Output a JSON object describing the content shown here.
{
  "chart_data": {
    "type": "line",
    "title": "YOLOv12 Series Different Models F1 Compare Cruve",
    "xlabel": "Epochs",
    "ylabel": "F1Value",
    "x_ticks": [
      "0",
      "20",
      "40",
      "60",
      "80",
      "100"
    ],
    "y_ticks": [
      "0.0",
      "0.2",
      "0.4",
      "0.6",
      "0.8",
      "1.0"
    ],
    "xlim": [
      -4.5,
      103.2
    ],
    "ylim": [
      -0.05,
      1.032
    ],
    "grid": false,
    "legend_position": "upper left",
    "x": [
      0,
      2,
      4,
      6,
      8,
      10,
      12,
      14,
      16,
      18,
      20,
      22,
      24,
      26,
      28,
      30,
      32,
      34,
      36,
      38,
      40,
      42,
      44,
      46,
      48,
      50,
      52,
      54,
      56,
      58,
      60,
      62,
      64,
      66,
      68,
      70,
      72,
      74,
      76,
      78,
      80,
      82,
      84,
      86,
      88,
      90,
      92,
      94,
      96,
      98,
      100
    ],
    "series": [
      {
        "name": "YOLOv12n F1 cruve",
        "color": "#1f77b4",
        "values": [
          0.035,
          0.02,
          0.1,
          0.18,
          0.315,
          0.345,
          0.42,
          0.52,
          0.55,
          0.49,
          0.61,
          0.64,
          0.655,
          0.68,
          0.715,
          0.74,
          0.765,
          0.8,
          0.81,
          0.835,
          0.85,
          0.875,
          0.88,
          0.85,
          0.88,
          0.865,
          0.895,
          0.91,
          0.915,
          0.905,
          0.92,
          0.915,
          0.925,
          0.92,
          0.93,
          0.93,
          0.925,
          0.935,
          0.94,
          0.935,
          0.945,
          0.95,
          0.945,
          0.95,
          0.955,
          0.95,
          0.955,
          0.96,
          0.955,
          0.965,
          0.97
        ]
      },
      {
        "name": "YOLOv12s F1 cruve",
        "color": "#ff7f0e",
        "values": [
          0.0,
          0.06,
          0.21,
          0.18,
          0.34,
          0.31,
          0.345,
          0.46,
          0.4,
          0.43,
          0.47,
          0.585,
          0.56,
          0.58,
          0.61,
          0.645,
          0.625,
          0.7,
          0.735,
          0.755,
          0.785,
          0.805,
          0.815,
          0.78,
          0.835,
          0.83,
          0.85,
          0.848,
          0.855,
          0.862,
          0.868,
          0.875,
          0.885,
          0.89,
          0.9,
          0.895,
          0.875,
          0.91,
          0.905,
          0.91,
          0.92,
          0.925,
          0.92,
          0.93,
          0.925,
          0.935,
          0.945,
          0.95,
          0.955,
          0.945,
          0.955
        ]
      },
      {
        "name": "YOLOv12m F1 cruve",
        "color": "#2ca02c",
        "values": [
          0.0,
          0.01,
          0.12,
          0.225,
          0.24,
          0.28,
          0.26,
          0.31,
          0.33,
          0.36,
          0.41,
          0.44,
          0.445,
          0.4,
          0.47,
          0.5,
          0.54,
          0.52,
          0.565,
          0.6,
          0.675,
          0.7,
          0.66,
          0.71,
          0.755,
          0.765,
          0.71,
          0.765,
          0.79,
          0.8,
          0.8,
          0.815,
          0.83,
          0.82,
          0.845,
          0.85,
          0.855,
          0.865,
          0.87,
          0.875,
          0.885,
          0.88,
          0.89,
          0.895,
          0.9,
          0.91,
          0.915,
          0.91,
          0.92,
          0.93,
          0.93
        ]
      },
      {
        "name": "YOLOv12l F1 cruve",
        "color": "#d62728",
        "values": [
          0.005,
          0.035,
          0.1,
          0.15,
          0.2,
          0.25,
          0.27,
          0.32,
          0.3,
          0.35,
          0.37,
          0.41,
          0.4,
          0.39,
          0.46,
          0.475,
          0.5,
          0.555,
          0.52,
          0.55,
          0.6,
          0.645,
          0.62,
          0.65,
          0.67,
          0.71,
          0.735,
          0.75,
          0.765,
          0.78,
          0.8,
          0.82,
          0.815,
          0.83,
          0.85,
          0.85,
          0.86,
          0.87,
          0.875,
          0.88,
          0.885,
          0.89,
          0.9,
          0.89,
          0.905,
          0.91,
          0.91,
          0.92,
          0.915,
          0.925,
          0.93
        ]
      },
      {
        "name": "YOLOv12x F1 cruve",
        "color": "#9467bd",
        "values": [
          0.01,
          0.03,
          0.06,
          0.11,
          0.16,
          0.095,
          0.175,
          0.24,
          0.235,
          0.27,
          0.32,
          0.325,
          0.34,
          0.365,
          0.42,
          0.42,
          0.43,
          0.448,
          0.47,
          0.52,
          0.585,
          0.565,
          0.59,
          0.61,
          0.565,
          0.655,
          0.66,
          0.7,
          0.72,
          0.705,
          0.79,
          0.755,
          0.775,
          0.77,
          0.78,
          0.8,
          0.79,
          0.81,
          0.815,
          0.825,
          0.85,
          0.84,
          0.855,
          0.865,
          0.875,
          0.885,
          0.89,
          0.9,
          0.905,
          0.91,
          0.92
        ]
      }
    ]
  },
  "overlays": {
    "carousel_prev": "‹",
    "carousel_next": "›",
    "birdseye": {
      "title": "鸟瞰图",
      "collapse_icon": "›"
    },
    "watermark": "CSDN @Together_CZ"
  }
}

────────

**To do**
Produce an exact copy of every entry above.

**Answer to this exercise**
Output a JSON object describing the content shown here.
{
  "chart_data": {
    "type": "line",
    "title": "YOLOv12 Series Different Models F1 Compare Cruve",
    "xlabel": "Epochs",
    "ylabel": "F1Value",
    "x_ticks": [
      "0",
      "20",
      "40",
      "60",
      "80",
      "100"
    ],
    "y_ticks": [
      "0.0",
      "0.2",
      "0.4",
      "0.6",
      "0.8",
      "1.0"
    ],
    "xlim": [
      -4.5,
      103.2
    ],
    "ylim": [
      -0.05,
      1.032
    ],
    "grid": false,
    "legend_position": "upper left",
    "x": [
      0,
      2,
      4,
      6,
      8,
      10,
      12,
      14,
      16,
      18,
      20,
      22,
      24,
      26,
      28,
      30,
      32,
      34,
      36,
      38,
      40,
      42,
      44,
      46,
      48,
      50,
      52,
      54,
      56,
      58,
      60,
      62,
      64,
      66,
      68,
      70,
      72,
      74,
      76,
      78,
      80,
      82,
      84,
      86,
      88,
      90,
      92,
      94,
      96,
      98,
      100
    ],
    "series": [
      {
        "name": "YOLOv12n F1 cruve",
        "color": "#1f77b4",
        "values": [
          0.035,
          0.02,
          0.1,
          0.18,
          0.315,
          0.345,
          0.42,
          0.52,
          0.55,
          0.49,
          0.61,
          0.64,
          0.655,
          0.68,
          0.715,
          0.74,
          0.765,
          0.8,
          0.81,
          0.835,
          0.85,
          0.875,
          0.88,
          0.85,
          0.88,
          0.865,
          0.895,
          0.91,
          0.915,
          0.905,
          0.92,
          0.915,
          0.925,
          0.92,
          0.93,
          0.93,
          0.925,
          0.935,
          0.94,
          0.935,
          0.945,
          0.95,
          0.945,
          0.95,
          0.955,
          0.95,
          0.955,
          0.96,
          0.955,
          0.965,
          0.97
        ]
      },
      {
        "name": "YOLOv12s F1 cruve",
        "color": "#ff7f0e",
        "values": [
          0.0,
          0.06,
          0.21,
          0.18,
          0.34,
          0.31,
          0.345,
          0.46,
          0.4,
          0.43,
          0.47,
          0.585,
          0.56,
          0.58,
          0.61,
          0.645,
          0.625,
          0.7,
          0.735,
          0.755,
          0.785,
          0.805,
          0.815,
          0.78,
          0.835,
          0.83,
          0.85,
          0.848,
          0.855,
          0.862,
          0.868,
          0.875,
          0.885,
          0.89,
          0.9,
          0.895,
          0.875,
          0.91,
          0.905,
          0.91,
          0.92,
          0.925,
          0.92,
          0.93,
          0.925,
          0.935,
          0.945,
          0.95,
          0.955,
          0.945,
          0.955
        ]
      },
      {
        "name": "YOLOv12m F1 cruve",
        "color": "#2ca02c",
        "values": [
          0.0,
          0.01,
          0.12,
          0.225,
          0.24,
          0.28,
          0.26,
          0.31,
          0.33,
          0.36,
          0.41,
          0.44,
          0.445,
          0.4,
          0.47,
          0.5,
          0.54,
          0.52,
          0.565,
          0.6,
          0.675,
          0.7,
          0.66,
          0.71,
          0.755,
          0.765,
          0.71,
          0.765,
          0.79,
          0.8,
          0.8,
          0.815,
          0.83,
          0.82,
          0.845,
          0.85,
          0.855,
          0.865,
          0.87,
          0.875,
          0.885,
          0.88,
          0.89,
          0.895,
          0.9,
          0.91,
          0.915,
          0.91,
          0.92,
          0.93,
          0.93
        ]
      },
      {
        "name": "YOLOv12l F1 cruve",
        "color": "#d62728",
        "values": [
          0.005,
          0.035,
          0.1,
          0.15,
          0.2,
          0.25,
          0.27,
          0.32,
          0.3,
          0.35,
          0.37,
          0.41,
          0.4,
          0.39,
          0.46,
          0.475,
          0.5,
          0.555,
          0.52,
          0.55,
          0.6,
          0.645,
          0.62,
          0.65,
          0.67,
          0.71,
          0.735,
          0.75,
          0.765,
          0.78,
          0.8,
          0.82,
          0.815,
          0.83,
          0.85,
          0.85,
          0.86,
          0.87,
          0.875,
          0.88,
          0.885,
          0.89,
          0.9,
          0.89,
          0.905,
          0.91,
          0.91,
          0.92,
          0.915,
          0.925,
          0.93
        ]
      },
      {
        "name": "YOLOv12x F1 cruve",
        "color": "#9467bd",
        "values": [
          0.01,
          0.03,
          0.06,
          0.11,
          0.16,
          0.095,
          0.175,
          0.24,
          0.235,
          0.27,
          0.32,
          0.325,
          0.34,
          0.365,
          0.42,
          0.42,
          0.43,
          0.448,
          0.47,
          0.52,
          0.585,
          0.565,
          0.59,
          0.61,
          0.565,
          0.655,
          0.66,
          0.7,
          0.72,
          0.705,
          0.79,
          0.755,
          0.775,
          0.77,
          0.78,
          0.8,
          0.79,
          0.81,
          0.815,
          0.825,
          0.85,
          0.84,
          0.855,
          0.865,
          0.875,
          0.885,
          0.89,
          0.9,
          0.905,
          0.91,
          0.92
        ]
      }
    ]
  },
  "overlays": {
    "carousel_prev": "‹",
    "carousel_next": "›",
    "birdseye": {
      "title": "鸟瞰图",
      "collapse_icon": "›"
    },
    "watermark": "CSDN @Together_CZ"
  }
}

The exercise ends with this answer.